Passage:
┌────────

It looks like I was wrong.. I didn't have to roll my own kernel. :)  I 
followed the Myth Diskless how-to and managed to get the system to 
boot.  But (isn't there always a 'but') the entire system is coming up 
with its filesystems mounted read-only.  I dug pretty far in to it and 
it looks like everything is hinging on the fact that the filesystem is 
read-only, and it then fails to mount the read-write files over top of 
it.  Unfortunately, a lot spews to the screen causing the message to be 
lost before I can actually read it, and, since it is read-only, the 
message gets lost forever

It is just *so* close.  I've managed to get it up if, and only if, I :
o boot the system and watch all of the failures, waiting for it to 
*eventually* error out on starting X.
o log in via the console
o mount -o remount,rw /var/log
o mount -o remount,rw /var/lib/mythtv
o init 3
o init 5

This gets the system up and I can watch TV, get the weather (I use 
mythweather-revamp with some hacks!), etc.  I cannot, however, play any 
DVD ISO images or display any gallery pages because those are mounted 
off of NFS mount points, and, oddly enough, I cannot get nfsd to run 
(but everything is mounted via NFS..?).

I looked at MiniMyth (www.linpvr.com) as an option, and my brain 
screamed in agony.

I'm beginning to agree with the folks who responded with "I tried a 
diskless setup, but it was too much work" and "slapping in a laptop 
drive + adapter was easier".  Diskless looks nice as a concept, but, 
since so much "magic" tends to happen along the way, it seems more like 
a pipe dream than a reality.  It looks like I should just toss in the 
towel and use disk-based setups (diskless would have been excellent 
since I have three identical FE's with only minor config differences).

└────────

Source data
┌────────

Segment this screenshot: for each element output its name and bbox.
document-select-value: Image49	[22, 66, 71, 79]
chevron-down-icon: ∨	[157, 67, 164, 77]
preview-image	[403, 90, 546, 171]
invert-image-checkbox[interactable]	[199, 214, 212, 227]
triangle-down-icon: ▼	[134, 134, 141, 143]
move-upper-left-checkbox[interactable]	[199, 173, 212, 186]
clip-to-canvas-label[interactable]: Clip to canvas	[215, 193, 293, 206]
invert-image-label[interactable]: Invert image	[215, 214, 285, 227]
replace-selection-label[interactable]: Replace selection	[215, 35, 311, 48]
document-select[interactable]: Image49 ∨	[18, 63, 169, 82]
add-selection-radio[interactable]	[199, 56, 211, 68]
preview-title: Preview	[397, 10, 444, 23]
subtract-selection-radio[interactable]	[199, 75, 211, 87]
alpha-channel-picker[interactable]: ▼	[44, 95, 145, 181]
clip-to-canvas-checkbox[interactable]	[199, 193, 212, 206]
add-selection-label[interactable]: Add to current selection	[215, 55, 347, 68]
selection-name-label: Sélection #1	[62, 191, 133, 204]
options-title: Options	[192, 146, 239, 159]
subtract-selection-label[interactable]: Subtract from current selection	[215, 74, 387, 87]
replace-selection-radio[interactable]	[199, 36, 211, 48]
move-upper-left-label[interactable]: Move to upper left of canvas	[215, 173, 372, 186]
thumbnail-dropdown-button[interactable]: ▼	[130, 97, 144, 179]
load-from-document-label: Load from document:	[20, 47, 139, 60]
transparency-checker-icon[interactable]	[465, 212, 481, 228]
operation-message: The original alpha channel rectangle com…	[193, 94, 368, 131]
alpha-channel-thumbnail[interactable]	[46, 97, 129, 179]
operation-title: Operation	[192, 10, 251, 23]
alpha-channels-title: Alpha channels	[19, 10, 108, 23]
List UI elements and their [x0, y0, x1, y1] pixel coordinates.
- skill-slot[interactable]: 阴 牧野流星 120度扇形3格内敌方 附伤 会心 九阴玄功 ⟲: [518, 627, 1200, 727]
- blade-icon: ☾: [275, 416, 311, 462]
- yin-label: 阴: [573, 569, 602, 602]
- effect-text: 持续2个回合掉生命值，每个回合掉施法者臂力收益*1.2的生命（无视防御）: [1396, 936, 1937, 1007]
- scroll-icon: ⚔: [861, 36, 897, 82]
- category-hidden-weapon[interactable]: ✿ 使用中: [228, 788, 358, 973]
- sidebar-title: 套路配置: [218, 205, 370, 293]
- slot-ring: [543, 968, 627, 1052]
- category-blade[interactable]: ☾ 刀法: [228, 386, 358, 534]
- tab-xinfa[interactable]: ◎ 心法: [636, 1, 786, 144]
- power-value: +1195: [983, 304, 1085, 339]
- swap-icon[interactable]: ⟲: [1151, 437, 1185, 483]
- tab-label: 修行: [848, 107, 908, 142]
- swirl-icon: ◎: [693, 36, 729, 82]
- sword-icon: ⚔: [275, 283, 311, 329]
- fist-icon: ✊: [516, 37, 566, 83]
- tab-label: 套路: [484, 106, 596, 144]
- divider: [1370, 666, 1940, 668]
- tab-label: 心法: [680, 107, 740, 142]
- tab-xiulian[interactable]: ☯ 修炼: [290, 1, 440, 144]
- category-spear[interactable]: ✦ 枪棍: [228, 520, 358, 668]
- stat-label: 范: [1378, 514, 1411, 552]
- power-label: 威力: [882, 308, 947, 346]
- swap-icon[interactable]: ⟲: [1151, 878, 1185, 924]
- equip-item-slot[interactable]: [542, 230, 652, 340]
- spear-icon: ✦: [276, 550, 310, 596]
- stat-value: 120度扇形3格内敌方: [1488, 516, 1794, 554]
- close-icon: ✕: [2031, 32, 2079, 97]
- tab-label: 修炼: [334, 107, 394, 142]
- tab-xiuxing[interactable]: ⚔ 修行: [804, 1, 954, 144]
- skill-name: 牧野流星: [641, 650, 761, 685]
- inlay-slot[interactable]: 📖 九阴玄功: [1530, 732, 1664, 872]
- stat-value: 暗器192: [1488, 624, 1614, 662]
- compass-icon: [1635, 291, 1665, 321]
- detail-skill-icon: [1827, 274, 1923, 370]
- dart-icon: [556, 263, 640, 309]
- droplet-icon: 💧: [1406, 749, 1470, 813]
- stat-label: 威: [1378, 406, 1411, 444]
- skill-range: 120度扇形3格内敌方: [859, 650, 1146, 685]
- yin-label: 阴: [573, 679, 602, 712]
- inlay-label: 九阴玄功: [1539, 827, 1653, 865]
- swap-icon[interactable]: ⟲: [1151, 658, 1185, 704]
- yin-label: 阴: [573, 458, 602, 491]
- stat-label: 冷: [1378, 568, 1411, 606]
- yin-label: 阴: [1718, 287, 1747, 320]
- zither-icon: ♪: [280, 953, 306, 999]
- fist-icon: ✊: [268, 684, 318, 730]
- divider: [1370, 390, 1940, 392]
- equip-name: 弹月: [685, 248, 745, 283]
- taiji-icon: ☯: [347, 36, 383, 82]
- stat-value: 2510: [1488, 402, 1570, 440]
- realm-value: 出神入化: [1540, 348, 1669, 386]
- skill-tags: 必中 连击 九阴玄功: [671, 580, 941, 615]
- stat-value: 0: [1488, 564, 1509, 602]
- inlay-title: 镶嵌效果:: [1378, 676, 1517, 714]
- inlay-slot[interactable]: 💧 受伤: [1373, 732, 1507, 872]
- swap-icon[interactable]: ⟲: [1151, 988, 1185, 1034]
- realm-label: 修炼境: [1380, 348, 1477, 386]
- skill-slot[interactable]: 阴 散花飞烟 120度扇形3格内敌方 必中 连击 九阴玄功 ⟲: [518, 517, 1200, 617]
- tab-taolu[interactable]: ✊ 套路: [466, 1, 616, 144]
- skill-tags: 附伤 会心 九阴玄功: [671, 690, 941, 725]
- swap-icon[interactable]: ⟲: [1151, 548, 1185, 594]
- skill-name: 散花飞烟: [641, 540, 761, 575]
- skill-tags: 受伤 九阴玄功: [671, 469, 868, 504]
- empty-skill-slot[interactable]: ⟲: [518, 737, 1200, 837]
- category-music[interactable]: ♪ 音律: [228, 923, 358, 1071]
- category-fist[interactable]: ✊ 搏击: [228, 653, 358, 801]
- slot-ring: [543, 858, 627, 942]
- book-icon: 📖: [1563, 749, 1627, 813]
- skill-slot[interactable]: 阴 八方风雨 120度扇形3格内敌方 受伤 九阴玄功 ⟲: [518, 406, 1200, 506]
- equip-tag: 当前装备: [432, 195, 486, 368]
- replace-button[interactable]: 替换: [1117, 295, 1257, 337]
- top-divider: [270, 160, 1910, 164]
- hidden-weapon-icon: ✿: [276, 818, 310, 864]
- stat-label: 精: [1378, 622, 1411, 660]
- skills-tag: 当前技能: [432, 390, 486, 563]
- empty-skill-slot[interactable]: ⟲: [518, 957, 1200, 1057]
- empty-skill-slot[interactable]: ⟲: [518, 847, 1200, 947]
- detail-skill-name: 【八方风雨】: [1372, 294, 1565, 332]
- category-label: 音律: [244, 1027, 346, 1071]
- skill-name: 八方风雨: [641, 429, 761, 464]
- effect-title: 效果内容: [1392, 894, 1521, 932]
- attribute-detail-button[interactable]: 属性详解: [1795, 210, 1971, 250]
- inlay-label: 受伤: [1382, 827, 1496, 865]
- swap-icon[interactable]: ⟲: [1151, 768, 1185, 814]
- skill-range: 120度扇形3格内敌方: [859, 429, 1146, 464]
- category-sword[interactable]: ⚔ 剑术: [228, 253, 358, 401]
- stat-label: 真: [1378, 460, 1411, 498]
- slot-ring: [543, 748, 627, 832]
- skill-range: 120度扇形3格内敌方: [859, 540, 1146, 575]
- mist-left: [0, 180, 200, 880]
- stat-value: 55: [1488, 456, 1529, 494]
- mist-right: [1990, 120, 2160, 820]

└────────

Write out the part of the post between "I looked at" and "minor config differences).", inclusive, word for word. Use only the post to complete this work.

Response for this exercise:
I looked at MiniMyth (www.linpvr.com) as an option, and my brain 
screamed in agony.

I'm beginning to agree with the folks who responded with "I tried a 
diskless setup, but it was too much work" and "slapping in a laptop 
drive + adapter was easier".  Diskless looks nice as a concept, but, 
since so much "magic" tends to happen along the way, it seems more like 
a pipe dream than a reality.  It looks like I should just toss in the 
towel and use disk-based setups (diskless would have been excellent 
since I have three identical FE's with only minor config differences).